> **Exercise data**
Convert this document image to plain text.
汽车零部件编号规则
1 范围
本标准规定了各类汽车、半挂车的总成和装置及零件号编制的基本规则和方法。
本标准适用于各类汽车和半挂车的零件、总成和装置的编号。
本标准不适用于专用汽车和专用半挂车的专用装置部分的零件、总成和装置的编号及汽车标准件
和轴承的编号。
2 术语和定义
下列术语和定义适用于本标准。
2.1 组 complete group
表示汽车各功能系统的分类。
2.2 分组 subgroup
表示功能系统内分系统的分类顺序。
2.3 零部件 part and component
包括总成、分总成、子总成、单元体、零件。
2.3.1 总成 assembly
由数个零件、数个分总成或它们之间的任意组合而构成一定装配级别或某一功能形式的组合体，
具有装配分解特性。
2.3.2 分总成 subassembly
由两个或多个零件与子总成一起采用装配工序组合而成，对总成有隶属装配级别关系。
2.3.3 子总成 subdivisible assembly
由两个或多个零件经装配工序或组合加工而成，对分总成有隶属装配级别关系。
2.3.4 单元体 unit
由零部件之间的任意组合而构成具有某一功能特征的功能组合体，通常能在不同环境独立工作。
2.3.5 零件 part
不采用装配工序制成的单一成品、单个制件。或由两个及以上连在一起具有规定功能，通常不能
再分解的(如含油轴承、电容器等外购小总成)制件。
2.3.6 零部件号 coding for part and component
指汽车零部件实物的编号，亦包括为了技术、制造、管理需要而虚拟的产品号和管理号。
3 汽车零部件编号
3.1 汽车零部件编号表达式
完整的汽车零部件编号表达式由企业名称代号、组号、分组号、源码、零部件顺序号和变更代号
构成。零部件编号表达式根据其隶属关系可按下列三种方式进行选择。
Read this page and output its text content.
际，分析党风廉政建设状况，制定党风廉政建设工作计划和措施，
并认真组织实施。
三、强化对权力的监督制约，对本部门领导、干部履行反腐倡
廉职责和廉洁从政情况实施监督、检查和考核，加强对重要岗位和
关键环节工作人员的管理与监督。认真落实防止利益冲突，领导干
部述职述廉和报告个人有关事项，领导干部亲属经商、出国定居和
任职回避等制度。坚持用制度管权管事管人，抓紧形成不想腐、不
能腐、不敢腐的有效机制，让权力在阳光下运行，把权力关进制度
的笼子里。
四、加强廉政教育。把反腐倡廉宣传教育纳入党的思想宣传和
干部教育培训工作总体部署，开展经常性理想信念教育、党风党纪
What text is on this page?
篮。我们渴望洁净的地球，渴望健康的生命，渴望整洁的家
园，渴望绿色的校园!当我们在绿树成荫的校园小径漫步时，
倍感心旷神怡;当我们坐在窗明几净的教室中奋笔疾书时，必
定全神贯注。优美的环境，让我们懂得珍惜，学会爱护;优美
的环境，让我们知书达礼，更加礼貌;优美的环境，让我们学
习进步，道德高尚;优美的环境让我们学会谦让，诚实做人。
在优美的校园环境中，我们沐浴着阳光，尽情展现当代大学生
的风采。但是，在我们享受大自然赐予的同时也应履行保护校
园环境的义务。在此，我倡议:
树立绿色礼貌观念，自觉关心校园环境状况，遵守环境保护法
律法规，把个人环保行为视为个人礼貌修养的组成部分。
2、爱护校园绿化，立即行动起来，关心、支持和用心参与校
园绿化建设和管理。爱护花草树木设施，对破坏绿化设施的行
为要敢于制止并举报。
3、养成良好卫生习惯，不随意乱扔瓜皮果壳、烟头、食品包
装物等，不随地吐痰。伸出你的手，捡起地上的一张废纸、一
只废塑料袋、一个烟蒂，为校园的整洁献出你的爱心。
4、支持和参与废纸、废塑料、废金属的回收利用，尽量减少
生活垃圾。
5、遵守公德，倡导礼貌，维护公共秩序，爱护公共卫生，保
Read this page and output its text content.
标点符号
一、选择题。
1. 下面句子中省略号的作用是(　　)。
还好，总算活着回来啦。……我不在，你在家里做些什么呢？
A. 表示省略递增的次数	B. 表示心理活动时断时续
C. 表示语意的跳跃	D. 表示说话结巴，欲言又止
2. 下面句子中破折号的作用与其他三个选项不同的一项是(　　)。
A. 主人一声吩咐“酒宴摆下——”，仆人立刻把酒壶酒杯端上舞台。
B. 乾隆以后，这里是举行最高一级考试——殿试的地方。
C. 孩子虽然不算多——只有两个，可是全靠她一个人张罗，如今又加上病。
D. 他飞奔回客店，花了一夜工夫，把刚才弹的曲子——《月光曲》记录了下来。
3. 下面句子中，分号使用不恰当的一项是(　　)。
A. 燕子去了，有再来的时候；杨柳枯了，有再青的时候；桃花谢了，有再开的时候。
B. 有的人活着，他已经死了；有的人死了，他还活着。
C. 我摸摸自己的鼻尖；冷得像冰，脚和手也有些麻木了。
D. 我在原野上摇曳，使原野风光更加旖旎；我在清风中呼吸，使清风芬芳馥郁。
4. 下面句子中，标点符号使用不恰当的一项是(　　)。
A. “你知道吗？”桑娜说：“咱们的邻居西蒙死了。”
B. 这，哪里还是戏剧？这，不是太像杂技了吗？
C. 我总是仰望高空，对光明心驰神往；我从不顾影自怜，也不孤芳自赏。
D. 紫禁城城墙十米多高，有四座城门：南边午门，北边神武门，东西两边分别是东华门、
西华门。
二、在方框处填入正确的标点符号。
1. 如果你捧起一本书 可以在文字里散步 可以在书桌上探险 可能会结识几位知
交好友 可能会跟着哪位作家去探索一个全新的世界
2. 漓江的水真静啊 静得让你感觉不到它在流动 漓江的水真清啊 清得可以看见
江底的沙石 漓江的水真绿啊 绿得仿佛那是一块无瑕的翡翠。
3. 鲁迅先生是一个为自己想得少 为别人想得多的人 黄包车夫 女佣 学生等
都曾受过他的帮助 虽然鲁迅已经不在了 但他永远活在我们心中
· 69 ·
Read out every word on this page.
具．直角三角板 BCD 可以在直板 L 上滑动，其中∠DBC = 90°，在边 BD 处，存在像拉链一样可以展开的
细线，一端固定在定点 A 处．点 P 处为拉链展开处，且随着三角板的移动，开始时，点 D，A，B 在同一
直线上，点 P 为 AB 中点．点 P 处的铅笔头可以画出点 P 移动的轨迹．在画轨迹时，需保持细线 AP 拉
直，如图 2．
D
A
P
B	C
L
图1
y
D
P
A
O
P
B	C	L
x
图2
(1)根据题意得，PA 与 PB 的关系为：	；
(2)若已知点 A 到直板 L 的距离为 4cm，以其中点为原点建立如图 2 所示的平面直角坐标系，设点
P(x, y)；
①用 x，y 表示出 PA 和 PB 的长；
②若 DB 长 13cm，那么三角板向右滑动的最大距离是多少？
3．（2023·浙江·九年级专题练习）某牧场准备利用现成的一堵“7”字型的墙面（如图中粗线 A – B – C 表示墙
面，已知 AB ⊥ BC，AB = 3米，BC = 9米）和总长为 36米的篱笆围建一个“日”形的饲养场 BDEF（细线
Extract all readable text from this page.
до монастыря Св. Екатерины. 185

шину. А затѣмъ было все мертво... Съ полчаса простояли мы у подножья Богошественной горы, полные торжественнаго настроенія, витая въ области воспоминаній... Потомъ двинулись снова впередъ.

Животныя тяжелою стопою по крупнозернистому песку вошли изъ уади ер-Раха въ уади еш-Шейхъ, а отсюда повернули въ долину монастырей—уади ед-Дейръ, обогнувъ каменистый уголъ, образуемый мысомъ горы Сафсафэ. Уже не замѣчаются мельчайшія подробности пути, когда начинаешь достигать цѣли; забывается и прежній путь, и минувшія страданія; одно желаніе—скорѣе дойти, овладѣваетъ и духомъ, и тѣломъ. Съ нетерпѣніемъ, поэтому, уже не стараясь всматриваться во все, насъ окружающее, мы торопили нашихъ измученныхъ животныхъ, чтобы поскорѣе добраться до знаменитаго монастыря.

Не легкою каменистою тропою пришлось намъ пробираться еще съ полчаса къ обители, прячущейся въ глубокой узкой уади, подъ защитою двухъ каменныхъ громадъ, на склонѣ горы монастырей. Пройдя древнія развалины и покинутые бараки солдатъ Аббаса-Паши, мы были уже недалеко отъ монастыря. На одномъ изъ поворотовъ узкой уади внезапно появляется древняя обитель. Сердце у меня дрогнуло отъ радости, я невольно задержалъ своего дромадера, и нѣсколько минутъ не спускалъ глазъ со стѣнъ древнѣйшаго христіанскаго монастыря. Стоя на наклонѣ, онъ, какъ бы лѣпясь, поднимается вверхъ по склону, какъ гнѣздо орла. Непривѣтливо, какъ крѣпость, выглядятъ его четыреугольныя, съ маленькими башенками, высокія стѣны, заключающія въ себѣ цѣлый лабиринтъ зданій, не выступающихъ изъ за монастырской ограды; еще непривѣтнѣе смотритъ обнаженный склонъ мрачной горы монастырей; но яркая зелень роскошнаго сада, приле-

> **Problem to work on**
Say how many lines of the listing above contain "text", with no other words.

> **Solution to the exercise**
5